Exercise directions
Your answer should be a single number: the count of lines that hold the word "法治社会".

Data supplied
====

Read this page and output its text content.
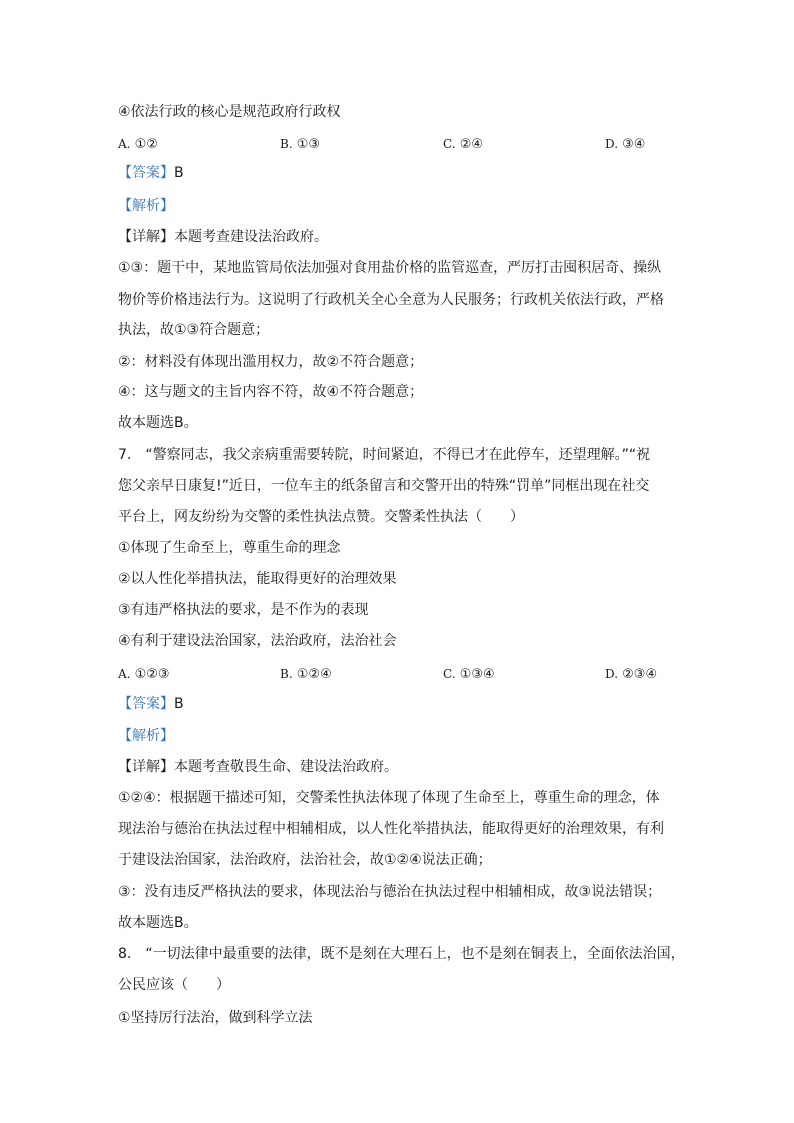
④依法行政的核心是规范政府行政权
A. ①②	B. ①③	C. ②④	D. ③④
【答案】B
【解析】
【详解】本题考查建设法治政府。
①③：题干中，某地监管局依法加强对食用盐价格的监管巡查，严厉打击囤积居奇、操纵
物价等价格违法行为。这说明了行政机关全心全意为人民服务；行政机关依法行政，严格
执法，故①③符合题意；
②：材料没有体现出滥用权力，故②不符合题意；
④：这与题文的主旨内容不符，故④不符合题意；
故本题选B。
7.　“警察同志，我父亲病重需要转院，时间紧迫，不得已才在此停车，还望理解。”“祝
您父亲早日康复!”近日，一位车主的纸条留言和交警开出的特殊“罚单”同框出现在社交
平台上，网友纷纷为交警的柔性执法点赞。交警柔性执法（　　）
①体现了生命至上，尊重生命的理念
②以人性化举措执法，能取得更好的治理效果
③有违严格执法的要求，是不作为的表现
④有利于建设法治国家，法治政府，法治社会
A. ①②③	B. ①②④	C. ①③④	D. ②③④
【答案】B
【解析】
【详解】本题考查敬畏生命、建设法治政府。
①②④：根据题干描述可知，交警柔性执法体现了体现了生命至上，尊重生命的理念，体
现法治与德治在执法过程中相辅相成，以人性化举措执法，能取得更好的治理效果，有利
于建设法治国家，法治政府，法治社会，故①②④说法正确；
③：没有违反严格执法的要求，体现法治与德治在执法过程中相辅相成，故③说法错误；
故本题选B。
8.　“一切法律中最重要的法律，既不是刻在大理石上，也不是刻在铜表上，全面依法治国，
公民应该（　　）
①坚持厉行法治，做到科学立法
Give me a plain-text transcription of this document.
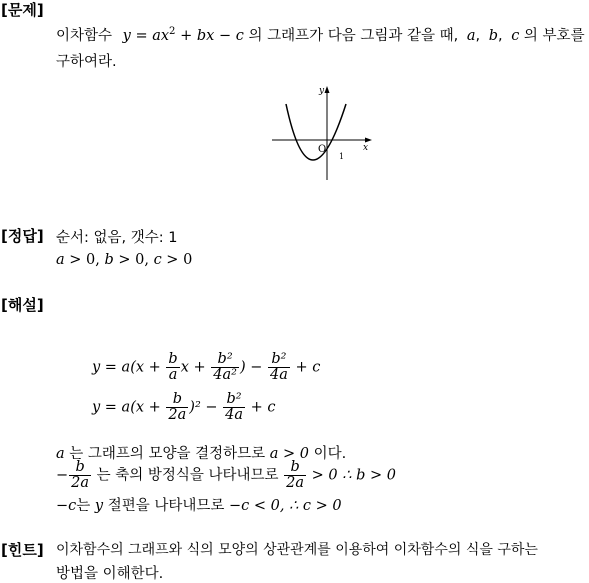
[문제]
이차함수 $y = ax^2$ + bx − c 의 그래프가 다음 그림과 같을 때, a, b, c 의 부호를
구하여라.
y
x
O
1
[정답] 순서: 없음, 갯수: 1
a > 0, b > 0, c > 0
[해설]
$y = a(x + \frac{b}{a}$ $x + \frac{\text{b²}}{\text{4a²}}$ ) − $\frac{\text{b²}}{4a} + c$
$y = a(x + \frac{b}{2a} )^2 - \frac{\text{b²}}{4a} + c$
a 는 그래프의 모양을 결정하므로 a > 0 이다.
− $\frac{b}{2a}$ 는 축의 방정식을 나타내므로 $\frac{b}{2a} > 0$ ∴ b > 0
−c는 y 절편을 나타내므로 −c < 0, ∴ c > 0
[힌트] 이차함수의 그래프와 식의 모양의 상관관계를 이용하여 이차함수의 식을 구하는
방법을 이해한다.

====

Result for this task
2